— Start of Record excerpts —

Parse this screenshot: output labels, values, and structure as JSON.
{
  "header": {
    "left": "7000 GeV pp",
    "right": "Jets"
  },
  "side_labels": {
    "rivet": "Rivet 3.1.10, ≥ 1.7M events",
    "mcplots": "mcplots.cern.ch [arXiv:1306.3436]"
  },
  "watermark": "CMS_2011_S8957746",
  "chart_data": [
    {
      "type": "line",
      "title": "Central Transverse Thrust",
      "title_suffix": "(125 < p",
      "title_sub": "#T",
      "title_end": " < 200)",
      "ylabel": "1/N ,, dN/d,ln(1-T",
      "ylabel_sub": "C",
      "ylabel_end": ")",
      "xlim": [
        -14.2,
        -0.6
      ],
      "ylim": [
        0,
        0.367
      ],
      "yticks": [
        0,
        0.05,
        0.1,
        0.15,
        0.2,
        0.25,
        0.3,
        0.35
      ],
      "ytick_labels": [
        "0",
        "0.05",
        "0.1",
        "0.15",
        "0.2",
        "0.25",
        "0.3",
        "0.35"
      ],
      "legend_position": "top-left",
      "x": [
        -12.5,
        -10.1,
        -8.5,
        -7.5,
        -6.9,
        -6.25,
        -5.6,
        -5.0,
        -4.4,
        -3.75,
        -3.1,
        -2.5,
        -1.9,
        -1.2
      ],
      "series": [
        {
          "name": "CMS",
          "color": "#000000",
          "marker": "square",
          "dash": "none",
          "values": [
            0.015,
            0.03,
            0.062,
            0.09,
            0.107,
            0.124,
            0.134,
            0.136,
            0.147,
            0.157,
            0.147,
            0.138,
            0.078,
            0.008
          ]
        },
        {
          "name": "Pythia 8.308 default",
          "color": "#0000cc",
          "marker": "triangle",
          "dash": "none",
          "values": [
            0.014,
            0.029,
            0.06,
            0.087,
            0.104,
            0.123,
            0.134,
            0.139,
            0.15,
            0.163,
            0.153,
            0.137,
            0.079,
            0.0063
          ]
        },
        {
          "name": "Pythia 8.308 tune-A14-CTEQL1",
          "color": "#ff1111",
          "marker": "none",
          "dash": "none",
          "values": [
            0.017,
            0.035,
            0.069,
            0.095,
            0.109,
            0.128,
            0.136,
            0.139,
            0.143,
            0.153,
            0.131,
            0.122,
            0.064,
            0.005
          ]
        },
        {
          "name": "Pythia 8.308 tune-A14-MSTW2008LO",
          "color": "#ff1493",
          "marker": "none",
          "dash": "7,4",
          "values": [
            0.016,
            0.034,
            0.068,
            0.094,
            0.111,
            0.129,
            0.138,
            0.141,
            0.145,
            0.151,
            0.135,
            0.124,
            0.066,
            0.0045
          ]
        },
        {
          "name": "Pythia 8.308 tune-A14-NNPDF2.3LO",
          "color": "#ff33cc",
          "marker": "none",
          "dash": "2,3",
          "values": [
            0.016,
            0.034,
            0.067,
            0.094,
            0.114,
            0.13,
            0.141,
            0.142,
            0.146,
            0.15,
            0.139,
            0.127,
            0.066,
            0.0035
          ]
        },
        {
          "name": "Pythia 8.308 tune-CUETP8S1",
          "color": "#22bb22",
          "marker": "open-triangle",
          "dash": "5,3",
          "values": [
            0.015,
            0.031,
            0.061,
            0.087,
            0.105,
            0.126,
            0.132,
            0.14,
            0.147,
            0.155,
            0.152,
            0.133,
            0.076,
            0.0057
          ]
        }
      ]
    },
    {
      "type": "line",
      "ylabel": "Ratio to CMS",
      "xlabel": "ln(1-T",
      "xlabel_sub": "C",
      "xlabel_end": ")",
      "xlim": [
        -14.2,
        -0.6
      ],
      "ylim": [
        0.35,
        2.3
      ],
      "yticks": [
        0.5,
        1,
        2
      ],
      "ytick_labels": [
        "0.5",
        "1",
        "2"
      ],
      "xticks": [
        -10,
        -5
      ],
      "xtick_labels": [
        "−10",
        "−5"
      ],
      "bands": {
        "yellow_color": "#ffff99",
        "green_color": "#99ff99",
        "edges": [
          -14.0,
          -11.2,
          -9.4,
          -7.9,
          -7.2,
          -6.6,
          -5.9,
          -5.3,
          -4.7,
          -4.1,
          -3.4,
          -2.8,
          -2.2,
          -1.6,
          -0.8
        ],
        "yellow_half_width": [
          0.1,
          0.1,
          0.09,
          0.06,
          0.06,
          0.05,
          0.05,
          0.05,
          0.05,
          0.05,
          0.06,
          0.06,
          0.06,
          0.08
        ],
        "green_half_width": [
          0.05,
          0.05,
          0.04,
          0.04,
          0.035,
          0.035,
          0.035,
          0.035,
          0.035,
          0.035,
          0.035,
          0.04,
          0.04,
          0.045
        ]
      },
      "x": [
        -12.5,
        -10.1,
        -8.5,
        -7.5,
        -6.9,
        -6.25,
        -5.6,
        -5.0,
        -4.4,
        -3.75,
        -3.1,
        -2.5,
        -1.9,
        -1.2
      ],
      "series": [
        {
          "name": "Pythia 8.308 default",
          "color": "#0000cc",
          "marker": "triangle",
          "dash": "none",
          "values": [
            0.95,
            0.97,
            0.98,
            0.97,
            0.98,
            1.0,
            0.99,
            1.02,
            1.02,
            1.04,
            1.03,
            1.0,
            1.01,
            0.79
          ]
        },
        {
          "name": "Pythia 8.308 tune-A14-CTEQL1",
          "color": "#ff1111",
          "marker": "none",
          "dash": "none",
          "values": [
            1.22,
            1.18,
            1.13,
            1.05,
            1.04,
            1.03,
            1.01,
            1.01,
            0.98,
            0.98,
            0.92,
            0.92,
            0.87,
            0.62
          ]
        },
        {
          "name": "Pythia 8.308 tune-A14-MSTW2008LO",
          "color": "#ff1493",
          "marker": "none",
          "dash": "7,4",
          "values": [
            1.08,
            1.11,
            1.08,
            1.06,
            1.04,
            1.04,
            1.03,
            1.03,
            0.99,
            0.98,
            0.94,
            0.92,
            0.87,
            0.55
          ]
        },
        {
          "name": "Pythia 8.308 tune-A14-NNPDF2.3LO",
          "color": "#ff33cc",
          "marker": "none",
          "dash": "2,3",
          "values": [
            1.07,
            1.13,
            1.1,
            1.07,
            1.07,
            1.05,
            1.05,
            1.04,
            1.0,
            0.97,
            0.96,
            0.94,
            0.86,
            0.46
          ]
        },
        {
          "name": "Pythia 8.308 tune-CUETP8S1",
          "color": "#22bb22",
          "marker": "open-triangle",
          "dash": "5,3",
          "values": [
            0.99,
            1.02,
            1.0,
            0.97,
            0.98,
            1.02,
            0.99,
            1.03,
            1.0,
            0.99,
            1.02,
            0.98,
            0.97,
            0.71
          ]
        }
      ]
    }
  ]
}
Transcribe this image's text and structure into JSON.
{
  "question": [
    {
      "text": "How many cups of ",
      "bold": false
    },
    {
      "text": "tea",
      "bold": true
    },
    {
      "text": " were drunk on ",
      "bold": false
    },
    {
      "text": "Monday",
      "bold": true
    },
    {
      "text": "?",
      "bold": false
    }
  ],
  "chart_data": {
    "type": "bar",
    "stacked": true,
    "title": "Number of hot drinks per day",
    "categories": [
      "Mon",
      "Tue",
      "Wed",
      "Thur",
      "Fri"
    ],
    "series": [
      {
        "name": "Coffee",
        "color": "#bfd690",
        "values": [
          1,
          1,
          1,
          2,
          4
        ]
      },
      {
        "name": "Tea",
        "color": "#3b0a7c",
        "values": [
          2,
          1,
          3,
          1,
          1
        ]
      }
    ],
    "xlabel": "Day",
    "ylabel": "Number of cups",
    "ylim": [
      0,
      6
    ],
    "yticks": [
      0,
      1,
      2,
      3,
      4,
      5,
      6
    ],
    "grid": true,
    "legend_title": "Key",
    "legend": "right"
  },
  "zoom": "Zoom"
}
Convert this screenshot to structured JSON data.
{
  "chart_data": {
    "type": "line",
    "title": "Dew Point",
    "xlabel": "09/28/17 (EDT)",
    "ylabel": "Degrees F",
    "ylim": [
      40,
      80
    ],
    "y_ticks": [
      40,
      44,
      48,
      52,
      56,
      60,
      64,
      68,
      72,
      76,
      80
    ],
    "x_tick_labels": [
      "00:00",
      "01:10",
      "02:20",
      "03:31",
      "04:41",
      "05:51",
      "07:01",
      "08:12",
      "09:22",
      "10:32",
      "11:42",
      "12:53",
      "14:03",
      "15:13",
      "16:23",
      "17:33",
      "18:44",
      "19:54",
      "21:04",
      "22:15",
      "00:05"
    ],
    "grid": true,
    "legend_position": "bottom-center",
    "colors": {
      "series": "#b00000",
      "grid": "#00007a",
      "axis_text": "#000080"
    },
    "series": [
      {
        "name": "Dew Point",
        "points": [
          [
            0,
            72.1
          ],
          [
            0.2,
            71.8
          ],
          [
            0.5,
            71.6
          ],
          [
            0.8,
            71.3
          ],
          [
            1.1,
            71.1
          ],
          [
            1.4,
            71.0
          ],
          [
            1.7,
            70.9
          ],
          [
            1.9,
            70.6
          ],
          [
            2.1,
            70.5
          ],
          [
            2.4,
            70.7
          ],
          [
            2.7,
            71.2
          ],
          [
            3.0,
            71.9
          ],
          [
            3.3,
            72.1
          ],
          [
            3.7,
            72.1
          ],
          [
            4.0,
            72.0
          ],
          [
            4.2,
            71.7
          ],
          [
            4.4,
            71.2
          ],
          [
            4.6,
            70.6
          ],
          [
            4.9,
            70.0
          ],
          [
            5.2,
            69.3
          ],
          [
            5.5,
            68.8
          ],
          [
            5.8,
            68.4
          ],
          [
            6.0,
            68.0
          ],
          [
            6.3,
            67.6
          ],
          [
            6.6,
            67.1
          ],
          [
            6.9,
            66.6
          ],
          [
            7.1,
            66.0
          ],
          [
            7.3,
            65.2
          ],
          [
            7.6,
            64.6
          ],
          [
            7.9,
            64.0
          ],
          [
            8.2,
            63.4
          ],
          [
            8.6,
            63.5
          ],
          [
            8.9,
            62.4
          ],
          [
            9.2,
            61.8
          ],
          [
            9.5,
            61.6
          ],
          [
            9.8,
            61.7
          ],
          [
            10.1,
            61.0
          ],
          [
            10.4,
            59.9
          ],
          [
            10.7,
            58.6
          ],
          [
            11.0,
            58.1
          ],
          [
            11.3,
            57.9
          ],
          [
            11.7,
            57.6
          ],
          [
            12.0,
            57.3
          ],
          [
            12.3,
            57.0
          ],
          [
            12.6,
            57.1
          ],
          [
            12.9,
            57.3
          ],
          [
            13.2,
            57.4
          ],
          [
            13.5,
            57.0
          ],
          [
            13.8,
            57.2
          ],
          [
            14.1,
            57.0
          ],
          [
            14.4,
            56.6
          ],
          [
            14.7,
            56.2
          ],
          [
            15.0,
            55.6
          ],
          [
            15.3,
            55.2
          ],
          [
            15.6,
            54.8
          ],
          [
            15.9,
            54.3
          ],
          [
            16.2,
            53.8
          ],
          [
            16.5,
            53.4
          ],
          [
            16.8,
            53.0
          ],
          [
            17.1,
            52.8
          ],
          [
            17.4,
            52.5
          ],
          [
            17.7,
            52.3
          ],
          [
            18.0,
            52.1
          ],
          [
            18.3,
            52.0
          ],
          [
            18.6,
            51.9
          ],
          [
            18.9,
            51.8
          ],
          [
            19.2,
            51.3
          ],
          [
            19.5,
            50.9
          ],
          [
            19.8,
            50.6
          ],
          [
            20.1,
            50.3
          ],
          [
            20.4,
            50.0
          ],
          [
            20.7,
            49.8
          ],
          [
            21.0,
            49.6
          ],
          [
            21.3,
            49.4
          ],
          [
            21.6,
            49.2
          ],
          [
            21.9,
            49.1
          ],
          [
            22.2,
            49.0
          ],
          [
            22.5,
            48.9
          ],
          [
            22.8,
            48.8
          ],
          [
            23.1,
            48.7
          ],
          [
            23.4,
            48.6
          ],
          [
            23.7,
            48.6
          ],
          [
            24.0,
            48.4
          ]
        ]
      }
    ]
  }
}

— End of Record excerpts —

> What the task requires
In the entries above, find lines with "type" and copy each.

> Solved exercise
      "type": "line",
      "type": "line",
    "type": "bar",
    "type": "line",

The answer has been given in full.